-- WHAT IS NEEDED --
Below is some material; set it all down exactly, apart from the pictures.

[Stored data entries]
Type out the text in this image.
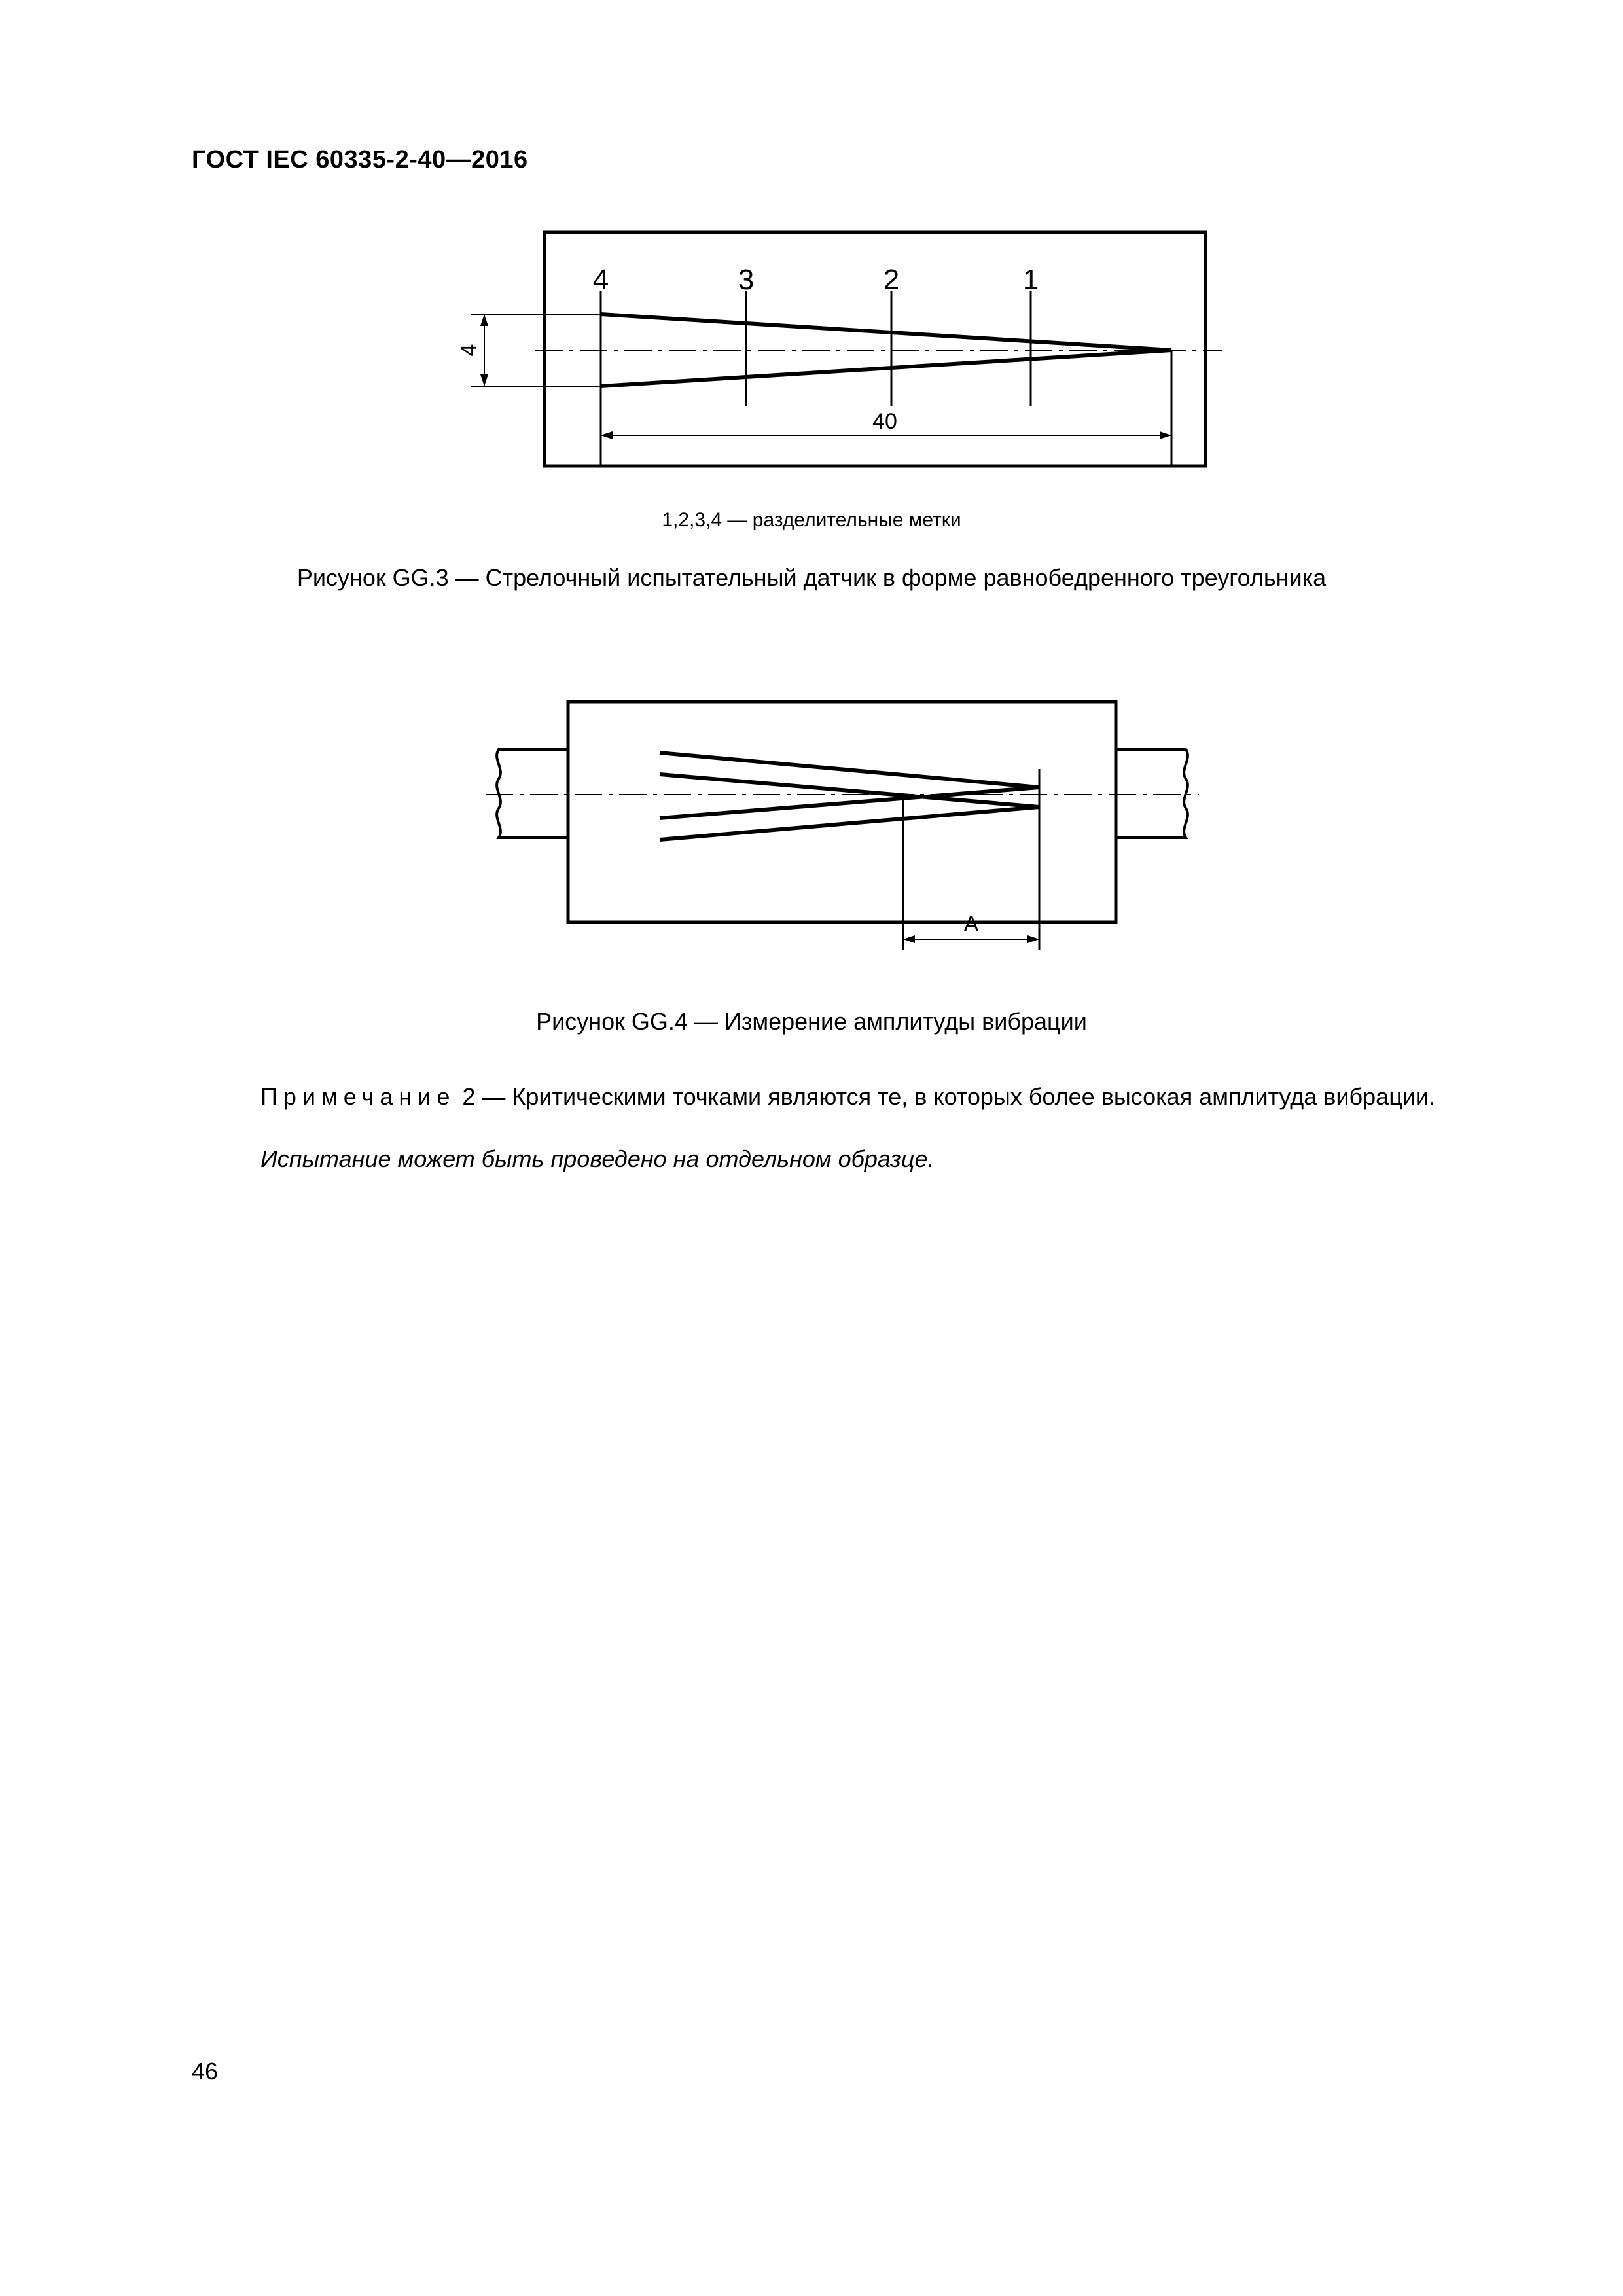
ГОСТ IEC 60335-2-40—2016
4	3	2	1
4
40
1,2,3,4 — разделительные метки
Рисунок GG.3 — Стрелочный испытательный датчик в форме равнобедренного треугольника
A
Рисунок GG.4 — Измерение амплитуды вибрации
Примечание 2 — Критическими точками являются те, в которых более высокая амплитуда вибрации.
Испытание может быть проведено на отдельном образце.
46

-- EXERCISE OUTPUT --
Type out the text in this image.
ГОСТ IEC 60335-2-40—2016
4	3	2	1
4
40
1,2,3,4 — разделительные метки
Рисунок GG.3 — Стрелочный испытательный датчик в форме равнобедренного треугольника
A
Рисунок GG.4 — Измерение амплитуды вибрации
Примечание 2 — Критическими точками являются те, в которых более высокая амплитуда вибрации.
Испытание может быть проведено на отдельном образце.
46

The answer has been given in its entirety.